Work to complete
Reproduce the rows below word for word.

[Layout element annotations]
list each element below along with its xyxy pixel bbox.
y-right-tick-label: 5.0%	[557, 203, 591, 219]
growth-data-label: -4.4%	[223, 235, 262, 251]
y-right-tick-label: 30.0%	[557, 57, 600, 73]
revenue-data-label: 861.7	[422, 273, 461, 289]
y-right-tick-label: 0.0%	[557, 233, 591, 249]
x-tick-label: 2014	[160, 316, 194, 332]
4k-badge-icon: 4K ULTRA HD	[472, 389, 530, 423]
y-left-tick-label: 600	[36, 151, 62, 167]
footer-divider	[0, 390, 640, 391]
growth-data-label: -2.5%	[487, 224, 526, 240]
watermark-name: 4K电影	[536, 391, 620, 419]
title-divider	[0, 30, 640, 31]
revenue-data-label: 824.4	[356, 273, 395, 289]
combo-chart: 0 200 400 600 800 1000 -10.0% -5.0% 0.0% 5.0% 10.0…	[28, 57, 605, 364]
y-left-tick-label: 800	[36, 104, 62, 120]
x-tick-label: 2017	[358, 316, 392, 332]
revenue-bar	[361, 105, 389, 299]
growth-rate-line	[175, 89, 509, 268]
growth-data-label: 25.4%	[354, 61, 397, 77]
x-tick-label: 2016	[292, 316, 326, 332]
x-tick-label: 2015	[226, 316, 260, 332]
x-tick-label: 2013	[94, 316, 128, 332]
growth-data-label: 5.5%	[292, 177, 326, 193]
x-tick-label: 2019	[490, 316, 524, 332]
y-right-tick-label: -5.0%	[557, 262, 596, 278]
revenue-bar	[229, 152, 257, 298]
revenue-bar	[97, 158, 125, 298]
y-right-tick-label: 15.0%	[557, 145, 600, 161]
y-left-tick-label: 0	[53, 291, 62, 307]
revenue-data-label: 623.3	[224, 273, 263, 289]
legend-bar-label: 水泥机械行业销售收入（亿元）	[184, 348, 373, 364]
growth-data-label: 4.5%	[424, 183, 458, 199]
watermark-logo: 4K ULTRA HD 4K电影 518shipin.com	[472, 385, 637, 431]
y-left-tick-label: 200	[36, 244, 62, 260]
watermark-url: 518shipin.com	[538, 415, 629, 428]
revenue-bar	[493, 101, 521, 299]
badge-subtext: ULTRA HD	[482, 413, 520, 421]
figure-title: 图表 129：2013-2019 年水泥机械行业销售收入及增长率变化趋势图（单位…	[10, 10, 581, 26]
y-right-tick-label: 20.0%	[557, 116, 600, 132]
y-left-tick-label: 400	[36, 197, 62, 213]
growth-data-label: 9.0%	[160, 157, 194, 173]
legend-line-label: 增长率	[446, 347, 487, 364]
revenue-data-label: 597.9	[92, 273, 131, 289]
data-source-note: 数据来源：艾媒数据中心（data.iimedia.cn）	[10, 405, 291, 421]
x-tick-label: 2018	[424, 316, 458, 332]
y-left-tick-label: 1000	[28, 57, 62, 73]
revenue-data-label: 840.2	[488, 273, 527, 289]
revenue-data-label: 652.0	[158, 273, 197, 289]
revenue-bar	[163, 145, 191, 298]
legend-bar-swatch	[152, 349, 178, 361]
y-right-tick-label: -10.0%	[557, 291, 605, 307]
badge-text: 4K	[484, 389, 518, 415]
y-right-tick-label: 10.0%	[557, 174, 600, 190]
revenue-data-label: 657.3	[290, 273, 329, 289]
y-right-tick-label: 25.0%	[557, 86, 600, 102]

Response to the task
list each element below along with its xyxy pixel bbox.
y-right-tick-label: 5.0%	[557, 203, 591, 219]
growth-data-label: -4.4%	[223, 235, 262, 251]
y-right-tick-label: 30.0%	[557, 57, 600, 73]
revenue-data-label: 861.7	[422, 273, 461, 289]
y-right-tick-label: 0.0%	[557, 233, 591, 249]
x-tick-label: 2014	[160, 316, 194, 332]
4k-badge-icon: 4K ULTRA HD	[472, 389, 530, 423]
y-left-tick-label: 600	[36, 151, 62, 167]
footer-divider	[0, 390, 640, 391]
growth-data-label: -2.5%	[487, 224, 526, 240]
watermark-name: 4K电影	[536, 391, 620, 419]
title-divider	[0, 30, 640, 31]
revenue-data-label: 824.4	[356, 273, 395, 289]
combo-chart: 0 200 400 600 800 1000 -10.0% -5.0% 0.0% 5.0% 10.0…	[28, 57, 605, 364]
y-left-tick-label: 800	[36, 104, 62, 120]
x-tick-label: 2017	[358, 316, 392, 332]
revenue-bar	[361, 105, 389, 299]
growth-rate-line	[175, 89, 509, 268]
growth-data-label: 25.4%	[354, 61, 397, 77]
x-tick-label: 2016	[292, 316, 326, 332]
x-tick-label: 2015	[226, 316, 260, 332]
x-tick-label: 2013	[94, 316, 128, 332]
growth-data-label: 5.5%	[292, 177, 326, 193]
x-tick-label: 2019	[490, 316, 524, 332]
y-right-tick-label: -5.0%	[557, 262, 596, 278]
revenue-bar	[229, 152, 257, 298]
revenue-bar	[97, 158, 125, 298]
y-right-tick-label: 15.0%	[557, 145, 600, 161]
y-left-tick-label: 0	[53, 291, 62, 307]
revenue-data-label: 623.3	[224, 273, 263, 289]
legend-bar-label: 水泥机械行业销售收入（亿元）	[184, 348, 373, 364]
growth-data-label: 4.5%	[424, 183, 458, 199]
watermark-logo: 4K ULTRA HD 4K电影 518shipin.com	[472, 385, 637, 431]
y-left-tick-label: 200	[36, 244, 62, 260]
watermark-url: 518shipin.com	[538, 415, 629, 428]
revenue-bar	[493, 101, 521, 299]
badge-subtext: ULTRA HD	[482, 413, 520, 421]
figure-title: 图表 129：2013-2019 年水泥机械行业销售收入及增长率变化趋势图（单位…	[10, 10, 581, 26]
y-right-tick-label: 20.0%	[557, 116, 600, 132]
y-left-tick-label: 400	[36, 197, 62, 213]
growth-data-label: 9.0%	[160, 157, 194, 173]
legend-line-label: 增长率	[446, 347, 487, 364]
revenue-data-label: 597.9	[92, 273, 131, 289]
data-source-note: 数据来源：艾媒数据中心（data.iimedia.cn）	[10, 405, 291, 421]
x-tick-label: 2018	[424, 316, 458, 332]
y-left-tick-label: 1000	[28, 57, 62, 73]
revenue-data-label: 840.2	[488, 273, 527, 289]
revenue-data-label: 652.0	[158, 273, 197, 289]
revenue-bar	[163, 145, 191, 298]
legend-bar-swatch	[152, 349, 178, 361]
y-right-tick-label: -10.0%	[557, 291, 605, 307]
badge-text: 4K	[484, 389, 518, 415]
y-right-tick-label: 10.0%	[557, 174, 600, 190]
revenue-data-label: 657.3	[290, 273, 329, 289]
y-right-tick-label: 25.0%	[557, 86, 600, 102]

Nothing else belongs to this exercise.